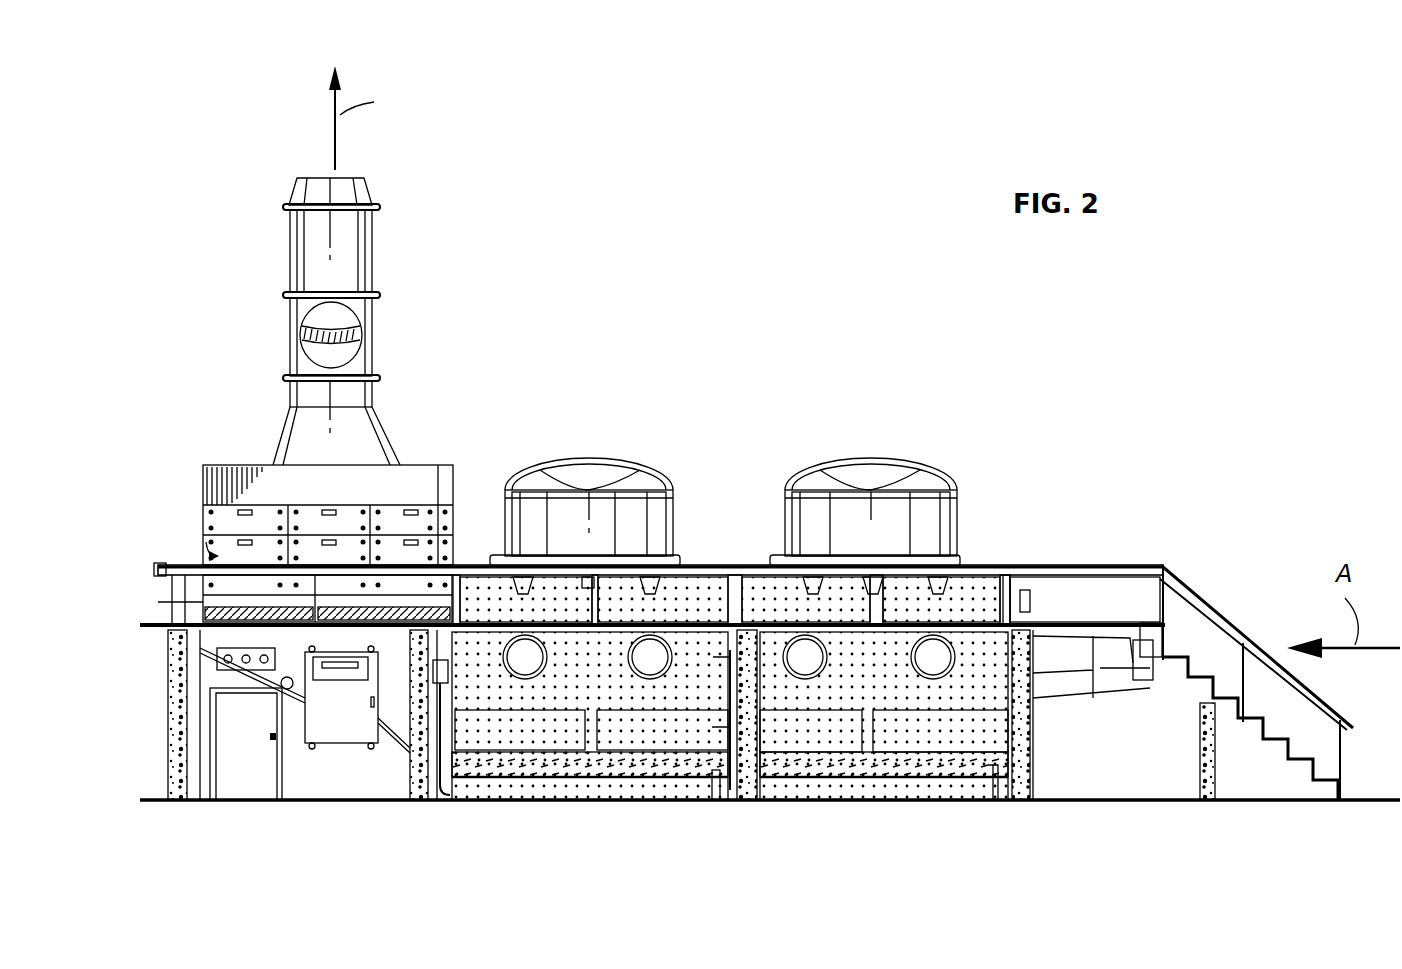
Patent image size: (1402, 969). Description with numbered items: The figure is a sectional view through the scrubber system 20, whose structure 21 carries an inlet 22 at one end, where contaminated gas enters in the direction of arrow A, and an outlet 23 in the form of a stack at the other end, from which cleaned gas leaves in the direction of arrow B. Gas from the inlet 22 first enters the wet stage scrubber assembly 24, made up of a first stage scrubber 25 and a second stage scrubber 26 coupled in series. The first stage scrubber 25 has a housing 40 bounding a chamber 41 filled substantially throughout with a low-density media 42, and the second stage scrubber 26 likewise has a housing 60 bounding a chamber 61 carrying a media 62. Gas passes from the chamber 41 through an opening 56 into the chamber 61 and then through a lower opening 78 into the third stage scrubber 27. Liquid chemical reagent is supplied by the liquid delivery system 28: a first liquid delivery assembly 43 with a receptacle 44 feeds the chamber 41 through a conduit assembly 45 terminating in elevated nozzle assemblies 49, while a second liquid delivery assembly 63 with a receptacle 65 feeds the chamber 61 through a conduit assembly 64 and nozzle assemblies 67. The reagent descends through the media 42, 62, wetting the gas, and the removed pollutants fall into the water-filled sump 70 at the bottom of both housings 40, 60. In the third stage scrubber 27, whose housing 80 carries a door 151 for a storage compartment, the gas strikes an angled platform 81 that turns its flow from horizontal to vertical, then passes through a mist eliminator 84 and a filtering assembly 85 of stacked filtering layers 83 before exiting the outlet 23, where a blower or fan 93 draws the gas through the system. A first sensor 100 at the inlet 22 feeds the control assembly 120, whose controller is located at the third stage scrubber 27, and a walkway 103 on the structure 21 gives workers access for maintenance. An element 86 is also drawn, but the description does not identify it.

The scrubber system 20 is at (745, 418).
The structure 21 is at (228, 458).
The inlet 22 is at (1122, 668).
The outlet 23 is at (352, 238).
The wet stage scrubber assembly 24 is at (742, 548).
The first stage scrubber 25 is at (917, 745).
The second stage scrubber 26 is at (664, 744).
The third stage scrubber 27 is at (360, 790).
The liquid delivery system 28 is at (593, 454).
The housing 40 is at (1047, 570).
The chamber 41 is at (890, 690).
The media 42 is at (1023, 573).
The first liquid delivery assembly 43 is at (928, 472).
The receptacle 44 is at (808, 492).
The conduit assembly 45 is at (893, 553).
The nozzle assemblies 49 is at (815, 598).
The opening 56 is at (742, 780).
The housing 60 is at (470, 575).
The chamber 61 is at (606, 690).
The media 62 is at (670, 610).
The second liquid delivery assembly 63 is at (518, 478).
The conduit assembly 64 is at (573, 553).
The receptacle 65 is at (615, 470).
The nozzle assemblies 67 is at (525, 578).
The sump 70 is at (645, 793).
The opening 78 is at (462, 724).
The housing 80 is at (388, 505).
The angled platform 81 is at (282, 690).
The filtering layers 83 is at (402, 545).
The mist eliminator 84 is at (165, 592).
The filtering assembly 85 is at (203, 545).
The pipe 86 is at (437, 797).
The fan 93 is at (368, 327).
The first sensor 100 is at (1035, 605).
The walkway 103 is at (172, 626).
The control assembly 120 is at (325, 732).
The door 151 is at (232, 783).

──────

Locate each line in the records that contains the word "outlet" and copy those lines in full.

Patent image size: (1402, 969). Description with numbered items: The figure is a sectional view through the scrubber system 20, whose structure 21 carries an inlet 22 at one end, where contaminated gas enters in the direction of arrow A, and an outlet 23 in the form of a stack at the other end, from which cleaned gas leaves in the direction of arrow B. Gas from the inlet 22 first enters the wet stage scrubber assembly 24, made up of a first stage scrubber 25 and a second stage scrubber 26 coupled in series. The first stage scrubber 25 has a housing 40 bounding a chamber 41 filled substantially throughout with a low-density media 42, and the second stage scrubber 26 likewise has a housing 60 bounding a chamber 61 carrying a media 62. Gas passes from the chamber 41 through an opening 56 into the chamber 61 and then through a lower opening 78 into the third stage scrubber 27. Liquid chemical reagent is supplied by the liquid delivery system 28: a first liquid delivery assembly 43 with a receptacle 44 feeds the chamber 41 through a conduit assembly 45 terminating in elevated nozzle assemblies 49, while a second liquid delivery assembly 63 with a receptacle 65 feeds the chamber 61 through a conduit assembly 64 and nozzle assemblies 67. The reagent descends through the media 42, 62, wetting the gas, and the removed pollutants fall into the water-filled sump 70 at the bottom of both housings 40, 60. In the third stage scrubber 27, whose housing 80 carries a door 151 for a storage compartment, the gas strikes an angled platform 81 that turns its flow from horizontal to vertical, then passes through a mist eliminator 84 and a filtering assembly 85 of stacked filtering layers 83 before exiting the outlet 23, where a blower or fan 93 draws the gas through the system. A first sensor 100 at the inlet 22 feeds the control assembly 120, whose controller is located at the third stage scrubber 27, and a walkway 103 on the structure 21 gives workers access for maintenance. An element 86 is also drawn, but the description does not identify it.
The outlet 23 is at (352, 238).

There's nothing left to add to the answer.